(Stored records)
______________________________

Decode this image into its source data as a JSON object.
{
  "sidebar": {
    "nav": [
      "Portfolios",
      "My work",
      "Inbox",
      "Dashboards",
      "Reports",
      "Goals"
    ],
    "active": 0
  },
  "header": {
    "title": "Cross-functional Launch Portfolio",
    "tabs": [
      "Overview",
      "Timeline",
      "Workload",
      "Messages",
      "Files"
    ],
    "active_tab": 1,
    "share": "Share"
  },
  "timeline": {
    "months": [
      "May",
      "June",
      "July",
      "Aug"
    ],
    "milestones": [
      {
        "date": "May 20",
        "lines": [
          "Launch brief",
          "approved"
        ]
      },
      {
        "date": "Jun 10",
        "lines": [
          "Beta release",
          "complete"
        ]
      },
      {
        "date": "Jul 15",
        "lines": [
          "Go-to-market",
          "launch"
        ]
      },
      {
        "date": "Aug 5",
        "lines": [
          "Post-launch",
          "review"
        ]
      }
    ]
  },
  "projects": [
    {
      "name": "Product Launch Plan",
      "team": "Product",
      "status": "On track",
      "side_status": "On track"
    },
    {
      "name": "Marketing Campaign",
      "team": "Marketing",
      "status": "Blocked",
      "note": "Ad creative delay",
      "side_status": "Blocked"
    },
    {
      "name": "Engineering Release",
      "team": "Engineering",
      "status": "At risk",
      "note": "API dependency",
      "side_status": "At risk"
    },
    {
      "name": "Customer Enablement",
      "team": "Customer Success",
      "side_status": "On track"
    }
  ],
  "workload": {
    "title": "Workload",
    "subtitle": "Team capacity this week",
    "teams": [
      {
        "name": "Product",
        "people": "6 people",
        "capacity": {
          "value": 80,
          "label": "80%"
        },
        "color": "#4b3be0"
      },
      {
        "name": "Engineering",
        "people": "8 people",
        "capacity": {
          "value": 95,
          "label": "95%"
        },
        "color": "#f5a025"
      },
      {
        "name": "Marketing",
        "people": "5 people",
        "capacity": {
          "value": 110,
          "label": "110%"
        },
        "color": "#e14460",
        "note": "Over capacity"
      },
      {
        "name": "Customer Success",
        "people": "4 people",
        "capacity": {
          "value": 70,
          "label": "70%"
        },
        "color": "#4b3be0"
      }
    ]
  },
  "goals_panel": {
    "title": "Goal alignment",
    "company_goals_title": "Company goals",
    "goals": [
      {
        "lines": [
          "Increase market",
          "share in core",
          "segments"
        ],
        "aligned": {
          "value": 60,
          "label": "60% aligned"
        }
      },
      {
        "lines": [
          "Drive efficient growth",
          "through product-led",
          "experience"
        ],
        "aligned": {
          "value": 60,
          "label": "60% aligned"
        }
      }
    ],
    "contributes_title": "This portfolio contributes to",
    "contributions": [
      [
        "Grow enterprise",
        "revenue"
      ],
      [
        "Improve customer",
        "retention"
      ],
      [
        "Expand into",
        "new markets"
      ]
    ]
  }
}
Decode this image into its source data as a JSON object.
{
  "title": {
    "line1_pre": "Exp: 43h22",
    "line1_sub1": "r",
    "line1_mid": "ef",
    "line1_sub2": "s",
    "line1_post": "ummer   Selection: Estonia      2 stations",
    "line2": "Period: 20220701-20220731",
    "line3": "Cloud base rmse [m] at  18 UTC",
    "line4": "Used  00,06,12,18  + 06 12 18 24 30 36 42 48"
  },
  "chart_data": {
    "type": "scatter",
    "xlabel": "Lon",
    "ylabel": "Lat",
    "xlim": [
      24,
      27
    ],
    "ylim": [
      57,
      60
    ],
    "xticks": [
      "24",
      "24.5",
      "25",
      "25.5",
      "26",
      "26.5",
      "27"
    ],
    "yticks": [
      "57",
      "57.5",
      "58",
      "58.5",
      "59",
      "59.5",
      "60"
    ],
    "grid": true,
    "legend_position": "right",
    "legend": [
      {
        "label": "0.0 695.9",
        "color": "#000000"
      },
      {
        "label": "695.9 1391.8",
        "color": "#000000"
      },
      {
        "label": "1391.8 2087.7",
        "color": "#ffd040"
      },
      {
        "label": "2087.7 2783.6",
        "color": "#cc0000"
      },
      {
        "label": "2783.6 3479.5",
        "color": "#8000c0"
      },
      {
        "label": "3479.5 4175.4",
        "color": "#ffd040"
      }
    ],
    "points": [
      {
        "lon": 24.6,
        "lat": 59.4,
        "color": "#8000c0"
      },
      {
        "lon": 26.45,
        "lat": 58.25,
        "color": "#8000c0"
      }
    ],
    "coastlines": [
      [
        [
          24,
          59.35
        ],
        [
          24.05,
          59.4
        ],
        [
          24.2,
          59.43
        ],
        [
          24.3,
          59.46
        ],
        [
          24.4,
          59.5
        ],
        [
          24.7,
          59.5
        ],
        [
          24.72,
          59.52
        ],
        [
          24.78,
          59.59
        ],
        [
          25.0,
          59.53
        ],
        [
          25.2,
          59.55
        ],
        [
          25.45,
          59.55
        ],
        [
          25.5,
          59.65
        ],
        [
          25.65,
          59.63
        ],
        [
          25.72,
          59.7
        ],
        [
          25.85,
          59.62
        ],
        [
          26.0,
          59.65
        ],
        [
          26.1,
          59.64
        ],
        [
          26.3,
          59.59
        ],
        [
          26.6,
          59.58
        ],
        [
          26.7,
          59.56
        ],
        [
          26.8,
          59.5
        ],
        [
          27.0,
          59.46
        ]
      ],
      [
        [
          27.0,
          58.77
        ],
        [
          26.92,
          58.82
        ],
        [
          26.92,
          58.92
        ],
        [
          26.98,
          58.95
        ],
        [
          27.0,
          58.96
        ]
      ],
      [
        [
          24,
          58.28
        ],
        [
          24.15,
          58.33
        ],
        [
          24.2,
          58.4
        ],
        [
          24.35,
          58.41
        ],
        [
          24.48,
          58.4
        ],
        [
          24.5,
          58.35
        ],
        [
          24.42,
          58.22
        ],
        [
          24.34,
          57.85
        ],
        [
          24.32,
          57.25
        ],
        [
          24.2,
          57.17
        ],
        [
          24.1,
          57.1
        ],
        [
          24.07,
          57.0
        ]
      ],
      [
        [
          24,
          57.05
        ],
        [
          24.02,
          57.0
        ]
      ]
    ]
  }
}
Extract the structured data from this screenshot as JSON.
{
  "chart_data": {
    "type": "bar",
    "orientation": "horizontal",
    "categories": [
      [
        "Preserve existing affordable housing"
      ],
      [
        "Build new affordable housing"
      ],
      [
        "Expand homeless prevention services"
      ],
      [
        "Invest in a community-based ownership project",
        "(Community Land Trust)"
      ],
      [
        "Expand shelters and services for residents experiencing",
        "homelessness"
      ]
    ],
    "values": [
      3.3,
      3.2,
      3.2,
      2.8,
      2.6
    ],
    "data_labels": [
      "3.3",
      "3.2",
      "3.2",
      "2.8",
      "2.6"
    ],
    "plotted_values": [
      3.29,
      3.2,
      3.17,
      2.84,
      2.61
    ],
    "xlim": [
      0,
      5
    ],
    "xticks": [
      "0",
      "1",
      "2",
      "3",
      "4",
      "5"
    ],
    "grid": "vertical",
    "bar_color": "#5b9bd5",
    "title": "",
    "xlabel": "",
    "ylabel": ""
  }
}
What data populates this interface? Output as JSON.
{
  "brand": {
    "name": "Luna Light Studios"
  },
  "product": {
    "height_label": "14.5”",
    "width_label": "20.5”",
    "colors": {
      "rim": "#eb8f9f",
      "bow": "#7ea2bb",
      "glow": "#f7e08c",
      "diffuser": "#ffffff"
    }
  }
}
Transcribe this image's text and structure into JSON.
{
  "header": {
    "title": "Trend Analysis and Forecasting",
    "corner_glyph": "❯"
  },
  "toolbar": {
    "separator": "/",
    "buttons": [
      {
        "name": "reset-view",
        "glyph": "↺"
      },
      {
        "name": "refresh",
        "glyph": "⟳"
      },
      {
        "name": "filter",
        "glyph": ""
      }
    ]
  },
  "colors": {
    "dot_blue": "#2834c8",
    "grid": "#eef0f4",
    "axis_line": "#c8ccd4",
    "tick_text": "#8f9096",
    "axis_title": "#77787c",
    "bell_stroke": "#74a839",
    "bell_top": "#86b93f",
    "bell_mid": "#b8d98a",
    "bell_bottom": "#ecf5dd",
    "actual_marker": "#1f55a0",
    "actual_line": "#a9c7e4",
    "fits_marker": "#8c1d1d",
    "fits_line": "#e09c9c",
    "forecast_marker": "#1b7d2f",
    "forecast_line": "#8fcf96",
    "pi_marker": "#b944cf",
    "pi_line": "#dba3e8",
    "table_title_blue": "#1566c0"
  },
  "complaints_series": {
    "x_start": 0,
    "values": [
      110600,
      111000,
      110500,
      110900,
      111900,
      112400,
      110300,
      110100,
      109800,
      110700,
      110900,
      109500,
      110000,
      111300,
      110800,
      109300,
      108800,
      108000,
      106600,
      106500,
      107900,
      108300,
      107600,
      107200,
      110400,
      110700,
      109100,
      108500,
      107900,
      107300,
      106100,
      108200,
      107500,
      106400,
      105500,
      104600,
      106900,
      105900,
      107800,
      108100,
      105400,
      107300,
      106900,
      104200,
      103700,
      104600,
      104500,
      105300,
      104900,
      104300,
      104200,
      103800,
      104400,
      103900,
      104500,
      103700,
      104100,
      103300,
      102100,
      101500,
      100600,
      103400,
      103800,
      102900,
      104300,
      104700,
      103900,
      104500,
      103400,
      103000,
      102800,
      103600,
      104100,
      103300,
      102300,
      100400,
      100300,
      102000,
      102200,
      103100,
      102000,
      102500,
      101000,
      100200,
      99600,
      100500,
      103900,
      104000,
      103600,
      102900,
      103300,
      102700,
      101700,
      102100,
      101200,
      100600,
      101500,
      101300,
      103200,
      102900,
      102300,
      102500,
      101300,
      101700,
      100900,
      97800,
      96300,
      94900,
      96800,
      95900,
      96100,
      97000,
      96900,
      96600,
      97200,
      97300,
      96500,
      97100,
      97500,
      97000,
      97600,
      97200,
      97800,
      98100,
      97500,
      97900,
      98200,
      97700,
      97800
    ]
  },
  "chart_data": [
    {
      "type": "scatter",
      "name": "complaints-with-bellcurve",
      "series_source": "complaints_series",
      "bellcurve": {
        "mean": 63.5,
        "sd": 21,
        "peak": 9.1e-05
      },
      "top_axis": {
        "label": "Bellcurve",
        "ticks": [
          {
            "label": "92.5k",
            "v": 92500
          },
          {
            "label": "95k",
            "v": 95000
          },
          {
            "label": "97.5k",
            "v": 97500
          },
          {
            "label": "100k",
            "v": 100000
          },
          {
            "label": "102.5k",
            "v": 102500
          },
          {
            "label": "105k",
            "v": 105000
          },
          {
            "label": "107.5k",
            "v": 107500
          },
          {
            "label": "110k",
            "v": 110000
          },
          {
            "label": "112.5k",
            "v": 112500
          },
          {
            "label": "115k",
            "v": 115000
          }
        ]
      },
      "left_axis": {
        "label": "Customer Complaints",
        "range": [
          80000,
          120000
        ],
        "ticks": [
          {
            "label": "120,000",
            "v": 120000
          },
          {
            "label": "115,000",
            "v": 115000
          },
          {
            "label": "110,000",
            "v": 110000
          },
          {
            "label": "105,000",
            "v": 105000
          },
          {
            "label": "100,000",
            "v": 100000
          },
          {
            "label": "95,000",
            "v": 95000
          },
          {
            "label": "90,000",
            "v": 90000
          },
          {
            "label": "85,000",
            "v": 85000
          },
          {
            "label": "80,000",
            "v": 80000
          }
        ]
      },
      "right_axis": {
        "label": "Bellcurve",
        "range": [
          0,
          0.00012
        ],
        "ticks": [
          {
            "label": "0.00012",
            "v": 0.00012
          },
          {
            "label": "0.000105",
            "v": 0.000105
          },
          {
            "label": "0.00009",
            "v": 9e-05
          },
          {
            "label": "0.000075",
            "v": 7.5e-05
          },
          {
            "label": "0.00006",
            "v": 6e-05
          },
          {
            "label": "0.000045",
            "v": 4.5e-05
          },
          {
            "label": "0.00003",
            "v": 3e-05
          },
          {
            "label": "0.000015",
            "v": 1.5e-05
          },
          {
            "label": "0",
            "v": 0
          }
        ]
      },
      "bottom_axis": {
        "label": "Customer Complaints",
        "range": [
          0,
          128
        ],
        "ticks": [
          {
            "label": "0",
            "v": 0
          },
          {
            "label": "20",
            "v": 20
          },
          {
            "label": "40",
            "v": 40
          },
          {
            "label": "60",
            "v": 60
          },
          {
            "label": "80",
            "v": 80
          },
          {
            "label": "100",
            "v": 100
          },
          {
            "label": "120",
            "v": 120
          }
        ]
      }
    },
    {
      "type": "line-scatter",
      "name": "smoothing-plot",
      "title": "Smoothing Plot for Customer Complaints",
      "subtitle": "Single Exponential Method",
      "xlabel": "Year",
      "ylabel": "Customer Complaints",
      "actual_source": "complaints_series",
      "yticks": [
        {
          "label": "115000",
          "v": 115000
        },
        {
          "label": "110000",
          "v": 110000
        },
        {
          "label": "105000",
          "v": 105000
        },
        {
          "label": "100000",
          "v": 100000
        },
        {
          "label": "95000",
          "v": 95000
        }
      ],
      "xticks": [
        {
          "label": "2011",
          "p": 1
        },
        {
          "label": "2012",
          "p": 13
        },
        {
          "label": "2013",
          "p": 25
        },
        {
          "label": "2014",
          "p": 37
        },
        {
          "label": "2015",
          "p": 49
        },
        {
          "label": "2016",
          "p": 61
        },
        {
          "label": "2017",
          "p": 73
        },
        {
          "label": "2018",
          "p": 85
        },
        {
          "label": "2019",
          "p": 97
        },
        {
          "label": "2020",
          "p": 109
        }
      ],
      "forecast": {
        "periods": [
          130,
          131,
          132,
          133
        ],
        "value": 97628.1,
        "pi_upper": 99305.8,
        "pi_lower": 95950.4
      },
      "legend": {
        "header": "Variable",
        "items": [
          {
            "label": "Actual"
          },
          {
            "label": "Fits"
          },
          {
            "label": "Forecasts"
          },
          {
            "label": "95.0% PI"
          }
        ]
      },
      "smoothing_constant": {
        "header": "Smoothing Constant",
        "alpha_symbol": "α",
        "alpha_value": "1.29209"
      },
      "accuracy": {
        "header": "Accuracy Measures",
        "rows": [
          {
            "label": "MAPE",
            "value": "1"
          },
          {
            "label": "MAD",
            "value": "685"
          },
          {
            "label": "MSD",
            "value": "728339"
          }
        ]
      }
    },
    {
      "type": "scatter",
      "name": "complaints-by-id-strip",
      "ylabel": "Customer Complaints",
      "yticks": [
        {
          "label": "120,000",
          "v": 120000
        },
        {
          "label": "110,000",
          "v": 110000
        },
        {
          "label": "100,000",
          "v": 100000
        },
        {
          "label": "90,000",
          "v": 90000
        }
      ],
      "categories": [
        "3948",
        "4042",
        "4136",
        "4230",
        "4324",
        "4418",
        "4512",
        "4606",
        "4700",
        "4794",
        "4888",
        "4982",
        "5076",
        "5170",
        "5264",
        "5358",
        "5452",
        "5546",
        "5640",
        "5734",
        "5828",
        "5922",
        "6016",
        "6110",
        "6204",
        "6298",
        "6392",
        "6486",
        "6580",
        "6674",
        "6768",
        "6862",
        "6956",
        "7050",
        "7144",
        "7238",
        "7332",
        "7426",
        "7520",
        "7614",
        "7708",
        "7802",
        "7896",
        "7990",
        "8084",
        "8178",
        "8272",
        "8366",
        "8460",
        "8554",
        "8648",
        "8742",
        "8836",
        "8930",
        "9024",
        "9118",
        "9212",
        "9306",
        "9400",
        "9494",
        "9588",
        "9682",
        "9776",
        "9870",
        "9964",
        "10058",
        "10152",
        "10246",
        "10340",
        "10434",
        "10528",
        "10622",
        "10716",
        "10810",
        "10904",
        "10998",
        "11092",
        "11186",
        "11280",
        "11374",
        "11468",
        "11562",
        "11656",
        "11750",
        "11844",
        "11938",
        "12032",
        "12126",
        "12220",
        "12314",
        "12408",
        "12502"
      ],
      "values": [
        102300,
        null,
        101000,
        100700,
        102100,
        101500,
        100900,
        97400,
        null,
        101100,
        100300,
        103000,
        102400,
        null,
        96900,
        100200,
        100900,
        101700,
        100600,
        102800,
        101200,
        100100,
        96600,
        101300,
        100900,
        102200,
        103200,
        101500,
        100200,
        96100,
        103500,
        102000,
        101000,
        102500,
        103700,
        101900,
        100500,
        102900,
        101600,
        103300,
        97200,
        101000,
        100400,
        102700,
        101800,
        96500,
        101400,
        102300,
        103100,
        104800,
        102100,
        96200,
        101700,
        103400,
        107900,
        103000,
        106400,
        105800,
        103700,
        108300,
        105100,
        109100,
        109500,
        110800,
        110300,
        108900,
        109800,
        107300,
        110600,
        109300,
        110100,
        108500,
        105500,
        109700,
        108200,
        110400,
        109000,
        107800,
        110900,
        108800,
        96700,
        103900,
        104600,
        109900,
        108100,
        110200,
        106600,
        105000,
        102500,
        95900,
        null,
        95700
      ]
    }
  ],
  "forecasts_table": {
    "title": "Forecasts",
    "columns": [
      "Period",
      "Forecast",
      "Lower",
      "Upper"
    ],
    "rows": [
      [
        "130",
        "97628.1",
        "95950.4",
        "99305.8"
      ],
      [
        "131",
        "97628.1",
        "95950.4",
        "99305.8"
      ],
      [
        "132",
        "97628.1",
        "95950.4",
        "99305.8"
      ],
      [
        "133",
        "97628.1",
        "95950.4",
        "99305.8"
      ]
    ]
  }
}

______________________________

Write down every line of the data above that includes the string "scatter".

RESULT:
    "type": "scatter",
      "type": "scatter",
      "type": "line-scatter",
      "type": "scatter",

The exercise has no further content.